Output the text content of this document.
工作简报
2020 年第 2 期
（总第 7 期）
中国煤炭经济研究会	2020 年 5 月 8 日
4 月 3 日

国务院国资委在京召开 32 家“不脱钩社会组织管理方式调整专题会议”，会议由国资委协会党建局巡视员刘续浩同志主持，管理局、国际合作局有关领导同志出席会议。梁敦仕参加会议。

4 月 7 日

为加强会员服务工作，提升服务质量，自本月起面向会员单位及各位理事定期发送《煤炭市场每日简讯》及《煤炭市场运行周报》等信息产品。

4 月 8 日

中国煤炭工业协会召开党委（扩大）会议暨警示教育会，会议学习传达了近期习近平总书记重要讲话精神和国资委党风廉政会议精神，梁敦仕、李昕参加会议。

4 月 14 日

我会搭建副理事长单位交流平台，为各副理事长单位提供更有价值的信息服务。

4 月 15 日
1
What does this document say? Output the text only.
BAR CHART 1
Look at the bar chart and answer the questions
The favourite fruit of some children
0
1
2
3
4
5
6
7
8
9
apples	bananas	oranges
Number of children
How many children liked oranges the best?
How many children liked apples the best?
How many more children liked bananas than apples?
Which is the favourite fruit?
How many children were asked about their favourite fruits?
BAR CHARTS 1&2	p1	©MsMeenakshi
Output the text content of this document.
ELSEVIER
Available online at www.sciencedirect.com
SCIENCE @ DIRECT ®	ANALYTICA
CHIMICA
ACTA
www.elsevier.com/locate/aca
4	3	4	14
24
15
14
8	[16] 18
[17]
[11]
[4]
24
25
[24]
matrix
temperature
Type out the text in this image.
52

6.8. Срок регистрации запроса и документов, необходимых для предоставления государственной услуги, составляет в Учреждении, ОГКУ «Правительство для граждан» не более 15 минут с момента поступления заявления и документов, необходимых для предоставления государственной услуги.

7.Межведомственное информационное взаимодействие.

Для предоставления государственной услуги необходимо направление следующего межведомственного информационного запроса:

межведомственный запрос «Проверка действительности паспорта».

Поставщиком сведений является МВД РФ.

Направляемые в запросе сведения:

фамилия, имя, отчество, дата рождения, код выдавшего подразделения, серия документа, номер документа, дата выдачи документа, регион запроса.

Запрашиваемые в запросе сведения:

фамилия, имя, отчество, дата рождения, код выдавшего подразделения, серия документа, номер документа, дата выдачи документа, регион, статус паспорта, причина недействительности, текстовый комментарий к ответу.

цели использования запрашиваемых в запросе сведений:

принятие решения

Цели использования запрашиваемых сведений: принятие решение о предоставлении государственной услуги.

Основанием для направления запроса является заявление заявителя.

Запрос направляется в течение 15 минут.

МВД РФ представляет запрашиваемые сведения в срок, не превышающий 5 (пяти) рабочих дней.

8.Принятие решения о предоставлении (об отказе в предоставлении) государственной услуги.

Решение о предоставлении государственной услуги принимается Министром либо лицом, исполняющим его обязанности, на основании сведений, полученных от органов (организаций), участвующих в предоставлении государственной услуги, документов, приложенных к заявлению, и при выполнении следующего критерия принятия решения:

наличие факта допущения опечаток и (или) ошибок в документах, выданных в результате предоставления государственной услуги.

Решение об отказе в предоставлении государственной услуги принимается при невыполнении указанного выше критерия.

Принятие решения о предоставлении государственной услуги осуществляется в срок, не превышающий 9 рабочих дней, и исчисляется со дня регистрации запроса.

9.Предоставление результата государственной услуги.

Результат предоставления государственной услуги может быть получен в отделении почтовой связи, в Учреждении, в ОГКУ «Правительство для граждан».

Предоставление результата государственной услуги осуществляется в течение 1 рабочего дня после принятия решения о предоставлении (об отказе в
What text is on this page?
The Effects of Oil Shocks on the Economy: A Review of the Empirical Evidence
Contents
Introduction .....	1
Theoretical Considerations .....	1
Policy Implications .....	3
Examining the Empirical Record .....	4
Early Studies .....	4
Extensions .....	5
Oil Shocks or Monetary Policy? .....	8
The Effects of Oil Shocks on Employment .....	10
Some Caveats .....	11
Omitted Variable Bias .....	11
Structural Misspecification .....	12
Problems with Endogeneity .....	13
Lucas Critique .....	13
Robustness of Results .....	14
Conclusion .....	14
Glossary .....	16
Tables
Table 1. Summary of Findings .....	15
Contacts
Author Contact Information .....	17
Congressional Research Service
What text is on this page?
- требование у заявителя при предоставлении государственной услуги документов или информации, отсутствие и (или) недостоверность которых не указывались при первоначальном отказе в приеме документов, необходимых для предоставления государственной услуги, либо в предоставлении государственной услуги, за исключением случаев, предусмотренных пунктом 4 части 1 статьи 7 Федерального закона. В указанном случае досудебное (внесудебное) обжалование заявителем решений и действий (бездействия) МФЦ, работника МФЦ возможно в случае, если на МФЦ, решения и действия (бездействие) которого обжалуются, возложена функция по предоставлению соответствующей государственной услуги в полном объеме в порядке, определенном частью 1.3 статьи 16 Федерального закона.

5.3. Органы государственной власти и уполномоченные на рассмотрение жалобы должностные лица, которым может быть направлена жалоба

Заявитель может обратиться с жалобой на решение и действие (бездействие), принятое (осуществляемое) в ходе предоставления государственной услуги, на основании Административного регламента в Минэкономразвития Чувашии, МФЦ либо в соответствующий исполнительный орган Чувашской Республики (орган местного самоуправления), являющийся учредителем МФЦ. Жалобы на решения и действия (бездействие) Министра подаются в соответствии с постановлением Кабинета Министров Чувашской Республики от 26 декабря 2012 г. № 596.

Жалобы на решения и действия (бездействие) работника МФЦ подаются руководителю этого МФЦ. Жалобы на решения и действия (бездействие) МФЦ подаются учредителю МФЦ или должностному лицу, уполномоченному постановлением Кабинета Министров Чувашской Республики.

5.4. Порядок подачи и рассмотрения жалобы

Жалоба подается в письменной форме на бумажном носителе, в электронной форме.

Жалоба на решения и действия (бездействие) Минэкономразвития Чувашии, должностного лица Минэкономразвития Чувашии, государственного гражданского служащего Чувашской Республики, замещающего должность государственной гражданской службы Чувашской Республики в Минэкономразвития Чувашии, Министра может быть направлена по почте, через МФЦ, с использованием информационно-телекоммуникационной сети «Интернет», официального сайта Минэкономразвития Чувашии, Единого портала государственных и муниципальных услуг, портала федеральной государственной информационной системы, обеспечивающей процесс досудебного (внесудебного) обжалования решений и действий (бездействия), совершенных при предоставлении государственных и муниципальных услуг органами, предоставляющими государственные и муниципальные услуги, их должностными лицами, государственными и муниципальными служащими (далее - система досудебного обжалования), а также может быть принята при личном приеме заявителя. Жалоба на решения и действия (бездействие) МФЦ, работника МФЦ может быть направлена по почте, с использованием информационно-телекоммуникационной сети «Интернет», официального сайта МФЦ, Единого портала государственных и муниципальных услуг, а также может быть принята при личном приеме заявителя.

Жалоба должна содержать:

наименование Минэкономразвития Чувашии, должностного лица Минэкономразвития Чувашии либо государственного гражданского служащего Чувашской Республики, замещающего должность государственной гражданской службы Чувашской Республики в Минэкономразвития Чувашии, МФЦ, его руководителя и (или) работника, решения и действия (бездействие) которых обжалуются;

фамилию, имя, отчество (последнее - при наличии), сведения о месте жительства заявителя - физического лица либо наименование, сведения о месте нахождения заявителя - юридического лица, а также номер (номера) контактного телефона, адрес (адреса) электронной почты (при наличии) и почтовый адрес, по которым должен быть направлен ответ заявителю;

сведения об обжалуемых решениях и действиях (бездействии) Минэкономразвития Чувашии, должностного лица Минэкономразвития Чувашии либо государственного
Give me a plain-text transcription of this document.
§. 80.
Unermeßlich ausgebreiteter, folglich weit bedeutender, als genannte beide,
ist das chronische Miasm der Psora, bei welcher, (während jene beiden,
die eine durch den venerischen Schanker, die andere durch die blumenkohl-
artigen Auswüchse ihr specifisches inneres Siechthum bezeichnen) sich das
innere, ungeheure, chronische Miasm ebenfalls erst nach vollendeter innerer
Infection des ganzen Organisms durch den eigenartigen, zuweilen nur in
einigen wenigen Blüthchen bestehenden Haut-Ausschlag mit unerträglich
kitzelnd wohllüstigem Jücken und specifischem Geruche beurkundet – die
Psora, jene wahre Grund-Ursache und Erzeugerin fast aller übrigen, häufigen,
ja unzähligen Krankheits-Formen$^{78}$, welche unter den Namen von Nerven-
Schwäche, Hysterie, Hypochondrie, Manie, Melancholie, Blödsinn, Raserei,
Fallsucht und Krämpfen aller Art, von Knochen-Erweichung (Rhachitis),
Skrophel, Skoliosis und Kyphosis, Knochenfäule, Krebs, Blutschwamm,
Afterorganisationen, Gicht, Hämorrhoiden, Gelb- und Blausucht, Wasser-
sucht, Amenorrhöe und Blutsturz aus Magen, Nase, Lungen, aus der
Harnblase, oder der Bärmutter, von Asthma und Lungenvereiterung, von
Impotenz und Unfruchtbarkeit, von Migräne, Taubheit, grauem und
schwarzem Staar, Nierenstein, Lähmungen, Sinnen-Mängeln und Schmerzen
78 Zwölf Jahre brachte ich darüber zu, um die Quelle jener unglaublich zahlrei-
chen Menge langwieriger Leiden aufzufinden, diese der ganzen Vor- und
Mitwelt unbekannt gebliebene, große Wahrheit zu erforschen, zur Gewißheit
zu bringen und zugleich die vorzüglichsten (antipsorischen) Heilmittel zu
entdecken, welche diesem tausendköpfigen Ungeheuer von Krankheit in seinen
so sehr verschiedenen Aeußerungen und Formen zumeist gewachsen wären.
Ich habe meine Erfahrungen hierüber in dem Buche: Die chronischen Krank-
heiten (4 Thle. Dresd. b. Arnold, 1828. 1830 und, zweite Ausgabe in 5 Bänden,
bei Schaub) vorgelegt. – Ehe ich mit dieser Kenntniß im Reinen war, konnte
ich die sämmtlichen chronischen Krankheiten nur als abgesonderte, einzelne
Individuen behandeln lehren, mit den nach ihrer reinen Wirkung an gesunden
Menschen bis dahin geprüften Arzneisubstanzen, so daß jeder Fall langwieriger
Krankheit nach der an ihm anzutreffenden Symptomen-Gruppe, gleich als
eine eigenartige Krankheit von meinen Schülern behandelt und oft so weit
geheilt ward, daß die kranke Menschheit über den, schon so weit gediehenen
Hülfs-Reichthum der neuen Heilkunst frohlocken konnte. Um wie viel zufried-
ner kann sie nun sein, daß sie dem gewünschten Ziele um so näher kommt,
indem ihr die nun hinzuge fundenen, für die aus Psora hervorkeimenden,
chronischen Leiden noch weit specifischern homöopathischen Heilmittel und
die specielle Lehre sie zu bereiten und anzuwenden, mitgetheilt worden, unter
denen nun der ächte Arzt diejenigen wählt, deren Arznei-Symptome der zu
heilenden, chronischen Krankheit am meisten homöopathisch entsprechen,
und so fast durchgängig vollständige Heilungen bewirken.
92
= = = = = = =
Look through the records and gather every line containing "осуществляется".

• [Right answer]
Принятие решения о предоставлении государственной услуги осуществляется в срок, не превышающий 9 рабочих дней, и исчисляется со дня регистрации запроса.
Предоставление результата государственной услуги осуществляется в течение 1 рабочего дня после принятия решения о предоставлении (об отказе в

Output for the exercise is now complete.